GIVEN INSTRUCTION:
Identify the lines that contain the word "משימוש", then copy them.

──────── TASK DATA ────────

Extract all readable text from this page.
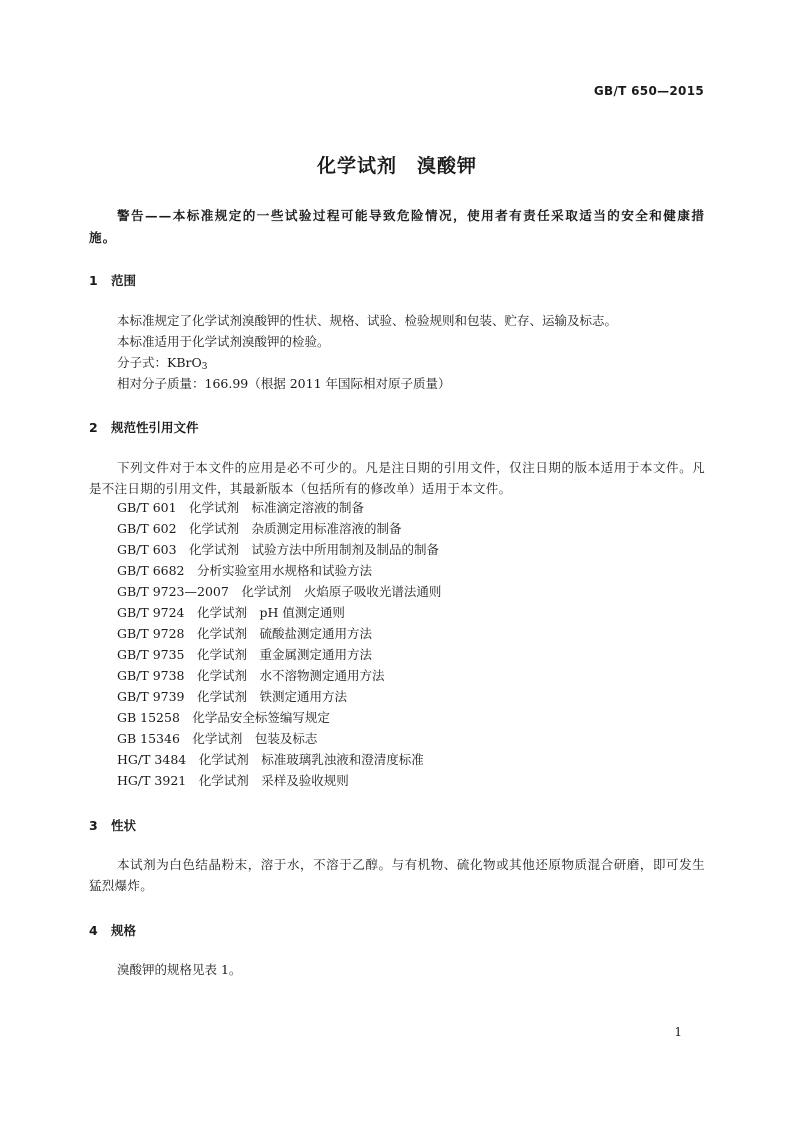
GB/T 650—2015
化学试剂　溴酸钾
警告——本标准规定的一些试验过程可能导致危险情况，使用者有责任采取适当的安全和健康措施。
1 范围
本标准规定了化学试剂溴酸钾的性状、规格、试验、检验规则和包装、贮存、运输及标志。
本标准适用于化学试剂溴酸钾的检验。
分子式：KBrO$_3$
相对分子质量：166.99（根据 2011 年国际相对原子质量）
2 规范性引用文件
下列文件对于本文件的应用是必不可少的。凡是注日期的引用文件，仅注日期的版本适用于本文件。凡是不注日期的引用文件，其最新版本（包括所有的修改单）适用于本文件。
GB/T 601　化学试剂　标准滴定溶液的制备
GB/T 602　化学试剂　杂质测定用标准溶液的制备
GB/T 603　化学试剂　试验方法中所用制剂及制品的制备
GB/T 6682　分析实验室用水规格和试验方法
GB/T 9723—2007　化学试剂　火焰原子吸收光谱法通则
GB/T 9724　化学试剂　pH 值测定通则
GB/T 9728　化学试剂　硫酸盐测定通用方法
GB/T 9735　化学试剂　重金属测定通用方法
GB/T 9738　化学试剂　水不溶物测定通用方法
GB/T 9739　化学试剂　铁测定通用方法
GB 15258　化学品安全标签编写规定
GB 15346　化学试剂　包装及标志
HG/T 3484　化学试剂　标准玻璃乳浊液和澄清度标准
HG/T 3921　化学试剂　采样及验收规则
3 性状
本试剂为白色结晶粉末，溶于水，不溶于乙醇。与有机物、硫化物或其他还原物质混合研磨，即可发生猛烈爆炸。
4 规格
溴酸钾的规格见表 1。
1
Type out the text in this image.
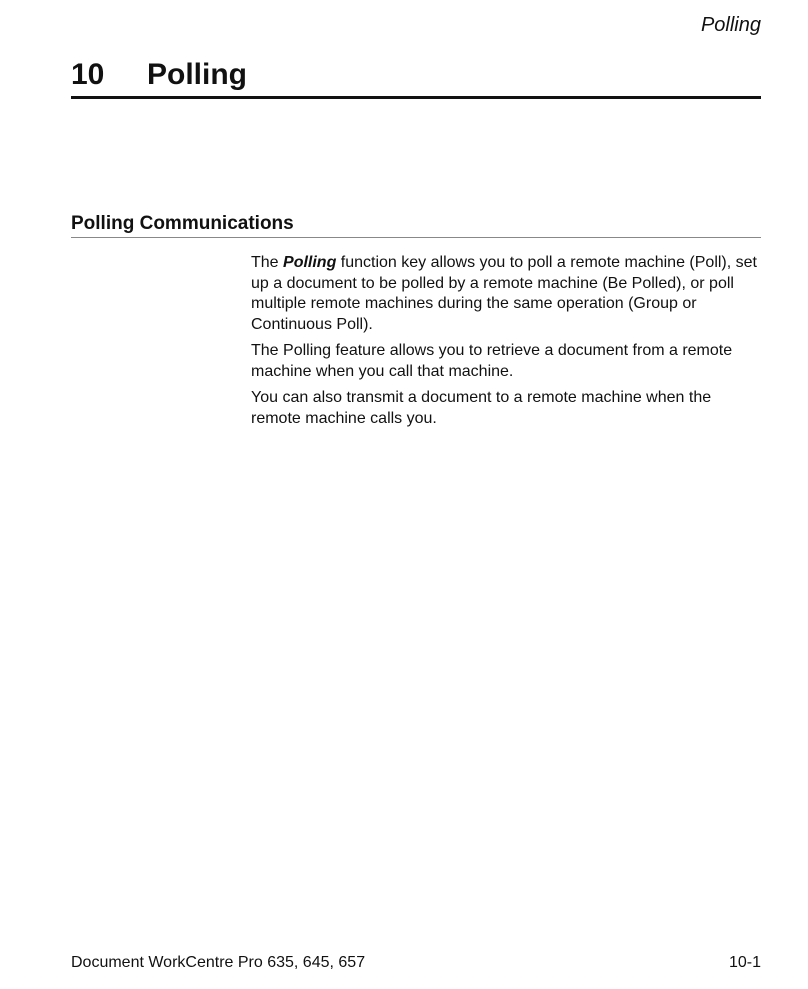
Polling
10 Polling
Polling Communications

The Polling function key allows you to poll a remote machine (Poll), set up a document to be polled by a remote machine (Be Polled), or poll multiple remote machines during the same operation (Group or Continuous Poll).

The Polling feature allows you to retrieve a document from a remote machine when you call that machine.

You can also transmit a document to a remote machine when the remote machine calls you.

Document WorkCentre Pro 635, 645, 657	10-1
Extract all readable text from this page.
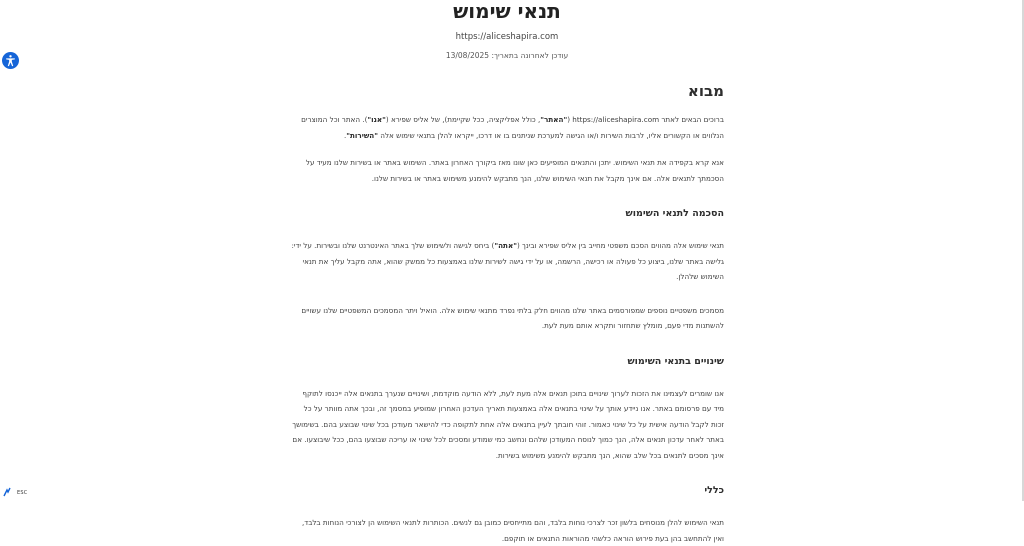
ESC
תנאי שימוש

https://aliceshapira.com

עודכן לאחרונה בתאריך: 13/08/2025

מבוא

ברוכים הבאים לאתר https://aliceshapira.com ("האתר", כולל אפליקציה, ככל שקיימת), של אליס שפירא ("אנו"). האתר וכל המוצרים הנלווים או הקשורים אליו, לרבות השירות ו/או הגישה למערכת שניתנים בו או דרכו, ייקראו להלן בתנאי שימוש אלה "השירות".

אנא קרא בקפידה את תנאי השימוש. יתכן והתנאים המופיעים כאן שונו מאז ביקורך האחרון באתר. השימוש באתר או בשירות שלנו מעיד על הסכמתך לתנאים אלה. אם אינך מקבל את תנאי השימוש שלנו, הנך מתבקש להימנע משימוש באתר או בשירות שלנו.

הסכמה לתנאי השימוש

תנאי שימוש אלה מהווים הסכם משפטי מחייב בין אליס שפירא ובינך ("אתה") ביחס לגישה ולשימוש שלך באתר האינטרנט שלנו ובשירות. על ידי: גלישה באתר שלנו, ביצוע כל פעולה או רכישה, הרשמה, או על ידי גישה לשירות שלנו באמצעות כל ממשק שהוא, אתה מקבל עליך את תנאי השימוש שלהלן.

מסמכים משפטיים נוספים שמפורסמים באתר שלנו מהווים חלק בלתי נפרד מתנאי שימוש אלה. הואיל ויתר המסמכים המשפטיים שלנו עשויים להשתנות מדי פעם, מומלץ שתחזור ותקרא אותם מעת לעת.

שינויים בתנאי השימוש

אנו שומרים לעצמינו את הזכות לערוך שינויים בתוכן תנאים אלה מעת לעת, ללא הודעה מוקדמת, ושינויים שנערך בתנאים אלה ייכנסו לתוקף מיד עם פרסומם באתר. אנו ניידע אותך על שינוי בתנאים אלה באמצעות תאריך העדכון האחרון שמופיע במסמך זה, ובכך אתה מוותר על כל זכות לקבל הודעה אישית על כל שינוי כאמור. זוהי חובתך לעיין בתנאים אלה אחת לתקופה כדי להישאר מעודכן בכל שינוי שבוצע בהם. בשימושך באתר לאחר עדכון תנאים אלה, הנך כמוך לנוסח המעודכן שלהם ונחשב כמי שמודע ומסכים לכל שינוי או עריכה שבוצעו בהם, ככל שיבוצעו. אם אינך מסכים לתנאים בכל שלב שהוא, הנך מתבקש להימנע משימוש בשירות.

כללי

תנאי השימוש להלן מנוסחים בלשון זכר לצרכי נוחות בלבד, והם מתייחסים כמובן גם לנשים. הכותרות לתנאי השימוש הן לצורכי הנוחות בלבד, ואין להתחשב בהן בעת פירוש הוראה כלשהי מהוראות התנאים או תוקפם.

────────

COMPLETED EXERCISE:
אנא קרא בקפידה את תנאי השימוש. יתכן והתנאים המופיעים כאן שונו מאז ביקורך האחרון באתר. השימוש באתר או בשירות שלנו מעיד על הסכמתך לתנאים אלה. אם אינך מקבל את תנאי השימוש שלנו, הנך מתבקש להימנע משימוש באתר או בשירות שלנו.
אנו שומרים לעצמינו את הזכות לערוך שינויים בתוכן תנאים אלה מעת לעת, ללא הודעה מוקדמת, ושינויים שנערך בתנאים אלה ייכנסו לתוקף מיד עם פרסומם באתר. אנו ניידע אותך על שינוי בתנאים אלה באמצעות תאריך העדכון האחרון שמופיע במסמך זה, ובכך אתה מוותר על כל זכות לקבל הודעה אישית על כל שינוי כאמור. זוהי חובתך לעיין בתנאים אלה אחת לתקופה כדי להישאר מעודכן בכל שינוי שבוצע בהם. בשימושך באתר לאחר עדכון תנאים אלה, הנך כמוך לנוסח המעודכן שלהם ונחשב כמי שמודע ומסכים לכל שינוי או עריכה שבוצעו בהם, ככל שיבוצעו. אם אינך מסכים לתנאים בכל שלב שהוא, הנך מתבקש להימנע משימוש בשירות.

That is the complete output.